Convert every line of the material below into a Markdown table with the columns Row and Line, numbering the rows and skipping blank lines. Leave the pictures out of the table.

======== DATA LINES

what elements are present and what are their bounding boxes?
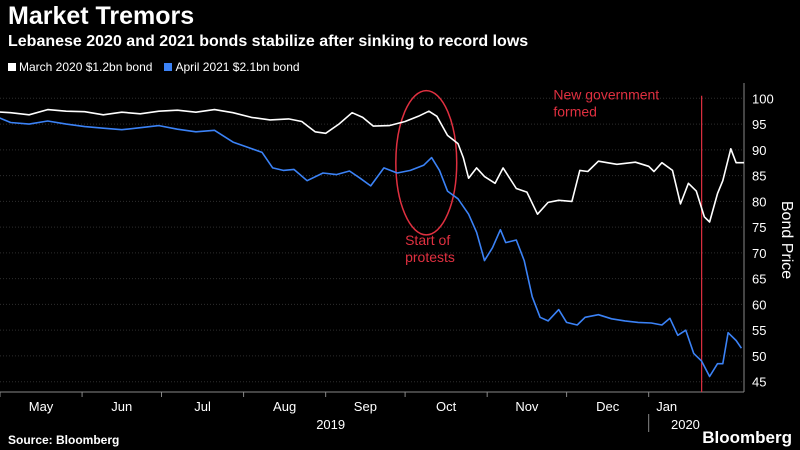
legend-swatch-march-2020 [8,63,16,71]
x-tick-label-jan: Jan [656,399,677,414]
y-tick-label-60: 60 [752,297,766,312]
series-line-march-2020 [0,108,744,223]
legend-label-march-2020: March 2020 $1.2bn bond [19,60,153,74]
x-tick-label-oct: Oct [436,399,457,414]
x-tick-label-jun: Jun [111,399,132,414]
x-tick-label-may: May [29,399,54,414]
y-tick-label-65: 65 [752,272,766,287]
y-tick-label-70: 70 [752,246,766,261]
y-tick-label-45: 45 [752,375,766,390]
y-tick-label-75: 75 [752,220,766,235]
legend-label-april-2021: April 2021 $2.1bn bond [175,60,300,74]
annotation-new-government-line-2: formed [553,103,597,119]
bloomberg-logo: Bloomberg [702,428,792,447]
y-tick-label-80: 80 [752,194,766,209]
annotation-start-of-line-2: protests [405,249,455,265]
x-tick-label-sep: Sep [354,399,377,414]
protest-highlight-ellipse [395,89,458,236]
legend: March 2020 $1.2bn bond April 2021 $2.1bn… [8,60,300,74]
y-tick-label-50: 50 [752,349,766,364]
year-label-2019: 2019 [316,417,345,432]
chart-title: Market Tremors [8,2,195,30]
x-tick-label-nov: Nov [515,399,539,414]
series-line-april-2021 [0,117,743,378]
year-label-2020: 2020 [671,417,700,432]
y-tick-label-55: 55 [752,323,766,338]
annotation-new-government-line-1: New government [553,86,659,102]
x-tick-label-aug: Aug [273,399,296,414]
y-axis-label: Bond Price [778,201,795,279]
legend-item-march-2020: March 2020 $1.2bn bond [8,60,152,74]
x-tick-label-dec: Dec [596,399,620,414]
y-tick-label-100: 100 [752,91,774,106]
source-note: Source: Bloomberg [8,433,120,447]
y-tick-label-85: 85 [752,169,766,184]
legend-swatch-april-2021 [164,63,173,71]
x-tick-label-jul: Jul [194,399,211,414]
chart-subtitle: Lebanese 2020 and 2021 bonds stabilize a… [8,33,529,50]
annotation-start-of-line-1: Start of [405,232,450,248]
y-tick-label-95: 95 [752,117,766,132]
legend-item-april-2021: April 2021 $2.1bn bond [164,60,300,74]
y-tick-label-90: 90 [752,143,766,158]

================

### RESULT
| Row | Line |
|---|---|
| 1 | what elements are present and what are their bounding boxes? |
| 2 | legend-swatch-march-2020 [8,63,16,71] |
| 3 | x-tick-label-jan: Jan [656,399,677,414] |
| 4 | y-tick-label-60: 60 [752,297,766,312] |
| 5 | series-line-march-2020 [0,108,744,223] |
| 6 | legend-label-march-2020: March 2020 $1.2bn bond [19,60,153,74] |
| 7 | x-tick-label-oct: Oct [436,399,457,414] |
| 8 | x-tick-label-jun: Jun [111,399,132,414] |
| 9 | x-tick-label-may: May [29,399,54,414] |
| 10 | y-tick-label-65: 65 [752,272,766,287] |
| 11 | y-tick-label-70: 70 [752,246,766,261] |
| 12 | y-tick-label-45: 45 [752,375,766,390] |
| 13 | y-tick-label-75: 75 [752,220,766,235] |
| 14 | legend-label-april-2021: April 2021 $2.1bn bond [175,60,300,74] |
| 15 | annotation-new-government-line-2: formed [553,103,597,119] |
| 16 | bloomberg-logo: Bloomberg [702,428,792,447] |
| 17 | y-tick-label-80: 80 [752,194,766,209] |
| 18 | annotation-start-of-line-2: protests [405,249,455,265] |
| 19 | x-tick-label-sep: Sep [354,399,377,414] |
| 20 | protest-highlight-ellipse [395,89,458,236] |
| 21 | legend: March 2020 $1.2bn bond April 2021 $2.1bn… [8,60,300,74] |
| 22 | y-tick-label-50: 50 [752,349,766,364] |
| 23 | year-label-2019: 2019 [316,417,345,432] |
| 24 | chart-title: Market Tremors [8,2,195,30] |
| 25 | x-tick-label-nov: Nov [515,399,539,414] |
| 26 | series-line-april-2021 [0,117,743,378] |
| 27 | year-label-2020: 2020 [671,417,700,432] |
| 28 | y-tick-label-55: 55 [752,323,766,338] |
| 29 | annotation-new-government-line-1: New government [553,86,659,102] |
| 30 | x-tick-label-aug: Aug [273,399,296,414] |
| 31 | y-axis-label: Bond Price [778,201,795,279] |
| 32 | legend-item-march-2020: March 2020 $1.2bn bond [8,60,152,74] |
| 33 | x-tick-label-dec: Dec [596,399,620,414] |
| 34 | y-tick-label-100: 100 [752,91,774,106] |
| 35 | source-note: Source: Bloomberg [8,433,120,447] |
| 36 | y-tick-label-85: 85 [752,169,766,184] |
| 37 | legend-swatch-april-2021 [164,63,173,71] |
| 38 | x-tick-label-jul: Jul [194,399,211,414] |
| 39 | chart-subtitle: Lebanese 2020 and 2021 bonds stabilize a… [8,33,529,50] |
| 40 | annotation-start-of-line-1: Start of [405,232,450,248] |
| 41 | y-tick-label-95: 95 [752,117,766,132] |
| 42 | legend-item-april-2021: April 2021 $2.1bn bond [164,60,300,74] |
| 43 | y-tick-label-90: 90 [752,143,766,158] |